▶ **Task to carry out**
Gather all lines in the data that hold the string "stops".

(Saved entries)
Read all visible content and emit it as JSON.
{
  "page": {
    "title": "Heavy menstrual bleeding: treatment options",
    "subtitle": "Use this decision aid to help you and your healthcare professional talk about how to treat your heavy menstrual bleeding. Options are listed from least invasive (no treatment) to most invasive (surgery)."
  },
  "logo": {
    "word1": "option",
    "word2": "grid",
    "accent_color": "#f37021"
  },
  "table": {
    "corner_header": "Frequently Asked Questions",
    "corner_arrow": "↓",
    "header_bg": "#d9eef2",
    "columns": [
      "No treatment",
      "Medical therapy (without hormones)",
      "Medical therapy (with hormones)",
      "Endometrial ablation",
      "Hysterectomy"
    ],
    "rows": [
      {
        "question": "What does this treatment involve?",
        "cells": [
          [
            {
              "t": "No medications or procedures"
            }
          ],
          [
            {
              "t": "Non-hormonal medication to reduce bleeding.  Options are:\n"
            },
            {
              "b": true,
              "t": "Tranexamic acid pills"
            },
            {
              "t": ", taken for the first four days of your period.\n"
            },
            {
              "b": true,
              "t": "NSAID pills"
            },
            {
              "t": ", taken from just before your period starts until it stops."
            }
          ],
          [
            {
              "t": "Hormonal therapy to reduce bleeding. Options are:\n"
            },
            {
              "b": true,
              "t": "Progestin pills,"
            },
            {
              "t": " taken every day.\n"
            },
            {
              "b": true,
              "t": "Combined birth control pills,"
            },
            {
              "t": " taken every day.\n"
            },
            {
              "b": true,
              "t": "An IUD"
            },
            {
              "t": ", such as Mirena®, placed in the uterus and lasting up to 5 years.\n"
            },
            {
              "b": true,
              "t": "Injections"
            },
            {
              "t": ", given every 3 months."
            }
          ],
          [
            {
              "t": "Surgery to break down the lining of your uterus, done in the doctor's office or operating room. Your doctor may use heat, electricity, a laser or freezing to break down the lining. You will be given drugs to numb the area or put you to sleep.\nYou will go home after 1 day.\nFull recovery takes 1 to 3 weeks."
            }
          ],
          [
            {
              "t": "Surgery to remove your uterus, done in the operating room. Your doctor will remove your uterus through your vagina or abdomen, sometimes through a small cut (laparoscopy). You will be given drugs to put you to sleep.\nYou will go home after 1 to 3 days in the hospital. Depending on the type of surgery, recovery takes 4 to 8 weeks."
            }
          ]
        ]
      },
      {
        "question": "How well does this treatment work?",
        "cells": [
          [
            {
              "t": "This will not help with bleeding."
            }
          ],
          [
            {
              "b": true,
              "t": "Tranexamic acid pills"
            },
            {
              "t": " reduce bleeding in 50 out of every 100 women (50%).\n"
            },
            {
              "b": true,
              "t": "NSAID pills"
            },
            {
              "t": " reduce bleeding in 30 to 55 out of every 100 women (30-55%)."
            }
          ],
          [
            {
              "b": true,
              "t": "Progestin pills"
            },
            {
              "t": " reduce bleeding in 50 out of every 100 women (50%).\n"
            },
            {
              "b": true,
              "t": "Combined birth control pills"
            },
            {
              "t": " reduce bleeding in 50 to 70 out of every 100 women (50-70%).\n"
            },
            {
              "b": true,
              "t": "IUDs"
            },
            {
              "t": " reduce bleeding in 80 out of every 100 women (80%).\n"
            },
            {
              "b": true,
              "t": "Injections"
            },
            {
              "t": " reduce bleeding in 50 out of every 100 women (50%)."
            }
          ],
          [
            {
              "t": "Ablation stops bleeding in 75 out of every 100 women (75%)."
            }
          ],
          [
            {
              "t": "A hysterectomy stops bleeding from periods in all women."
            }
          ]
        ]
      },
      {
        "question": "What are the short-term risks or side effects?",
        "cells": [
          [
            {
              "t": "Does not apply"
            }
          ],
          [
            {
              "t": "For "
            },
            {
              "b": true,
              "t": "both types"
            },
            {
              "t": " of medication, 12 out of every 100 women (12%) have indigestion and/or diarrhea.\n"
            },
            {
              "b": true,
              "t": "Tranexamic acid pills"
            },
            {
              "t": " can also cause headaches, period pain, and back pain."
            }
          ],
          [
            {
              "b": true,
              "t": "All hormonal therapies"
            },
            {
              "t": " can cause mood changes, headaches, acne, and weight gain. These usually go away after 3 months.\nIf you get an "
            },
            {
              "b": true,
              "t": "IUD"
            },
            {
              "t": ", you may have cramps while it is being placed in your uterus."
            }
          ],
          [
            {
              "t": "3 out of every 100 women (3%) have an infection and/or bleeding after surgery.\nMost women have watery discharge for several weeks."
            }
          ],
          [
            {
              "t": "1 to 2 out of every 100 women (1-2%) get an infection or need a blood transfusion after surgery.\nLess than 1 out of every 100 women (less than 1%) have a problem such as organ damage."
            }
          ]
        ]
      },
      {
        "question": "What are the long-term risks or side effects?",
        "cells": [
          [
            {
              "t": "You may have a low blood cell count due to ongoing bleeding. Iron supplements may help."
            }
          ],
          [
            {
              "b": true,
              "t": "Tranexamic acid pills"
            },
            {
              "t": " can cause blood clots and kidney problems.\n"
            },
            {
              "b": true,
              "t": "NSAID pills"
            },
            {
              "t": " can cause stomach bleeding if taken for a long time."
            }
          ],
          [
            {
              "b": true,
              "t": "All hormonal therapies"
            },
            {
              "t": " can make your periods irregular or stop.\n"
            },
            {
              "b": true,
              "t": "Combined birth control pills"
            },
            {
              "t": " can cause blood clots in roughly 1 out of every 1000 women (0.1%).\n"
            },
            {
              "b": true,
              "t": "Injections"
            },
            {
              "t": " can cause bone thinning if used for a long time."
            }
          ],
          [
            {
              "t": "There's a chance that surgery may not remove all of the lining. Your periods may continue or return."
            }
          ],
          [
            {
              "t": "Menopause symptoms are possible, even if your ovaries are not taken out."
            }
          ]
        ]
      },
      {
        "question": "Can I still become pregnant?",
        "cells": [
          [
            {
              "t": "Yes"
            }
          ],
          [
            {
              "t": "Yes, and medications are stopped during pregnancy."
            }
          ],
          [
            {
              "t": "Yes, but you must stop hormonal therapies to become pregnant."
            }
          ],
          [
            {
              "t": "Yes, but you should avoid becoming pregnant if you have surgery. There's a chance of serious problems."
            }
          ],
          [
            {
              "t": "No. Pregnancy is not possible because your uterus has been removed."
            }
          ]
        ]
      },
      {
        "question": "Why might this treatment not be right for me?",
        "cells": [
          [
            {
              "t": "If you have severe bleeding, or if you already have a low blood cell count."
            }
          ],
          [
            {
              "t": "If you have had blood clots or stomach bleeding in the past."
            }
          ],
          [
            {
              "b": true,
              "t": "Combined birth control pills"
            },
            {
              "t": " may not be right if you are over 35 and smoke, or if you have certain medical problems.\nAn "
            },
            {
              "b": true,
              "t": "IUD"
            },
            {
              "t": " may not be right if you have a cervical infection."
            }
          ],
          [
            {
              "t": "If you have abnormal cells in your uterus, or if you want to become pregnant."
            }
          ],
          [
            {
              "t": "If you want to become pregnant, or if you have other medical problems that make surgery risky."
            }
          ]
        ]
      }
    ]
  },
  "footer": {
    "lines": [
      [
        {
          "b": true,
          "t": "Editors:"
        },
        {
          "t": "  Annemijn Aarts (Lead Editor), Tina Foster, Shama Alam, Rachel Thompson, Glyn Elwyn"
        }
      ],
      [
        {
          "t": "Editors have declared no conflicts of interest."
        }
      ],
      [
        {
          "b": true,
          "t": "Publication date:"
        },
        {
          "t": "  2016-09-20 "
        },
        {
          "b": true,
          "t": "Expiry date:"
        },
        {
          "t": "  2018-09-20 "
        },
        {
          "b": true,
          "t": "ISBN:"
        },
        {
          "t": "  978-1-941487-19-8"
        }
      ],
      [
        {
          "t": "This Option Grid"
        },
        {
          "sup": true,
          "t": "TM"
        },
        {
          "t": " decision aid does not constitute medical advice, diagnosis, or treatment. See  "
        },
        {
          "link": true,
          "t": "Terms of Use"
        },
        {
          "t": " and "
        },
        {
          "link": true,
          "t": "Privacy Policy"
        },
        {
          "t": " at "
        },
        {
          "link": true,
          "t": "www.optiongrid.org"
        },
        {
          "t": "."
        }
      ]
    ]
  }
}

▶ **Task solution**
              "t": ", taken from just before your period starts until it stops."
              "t": "Ablation stops bleeding in 75 out of every 100 women (75%)."
              "t": "A hysterectomy stops bleeding from periods in all women."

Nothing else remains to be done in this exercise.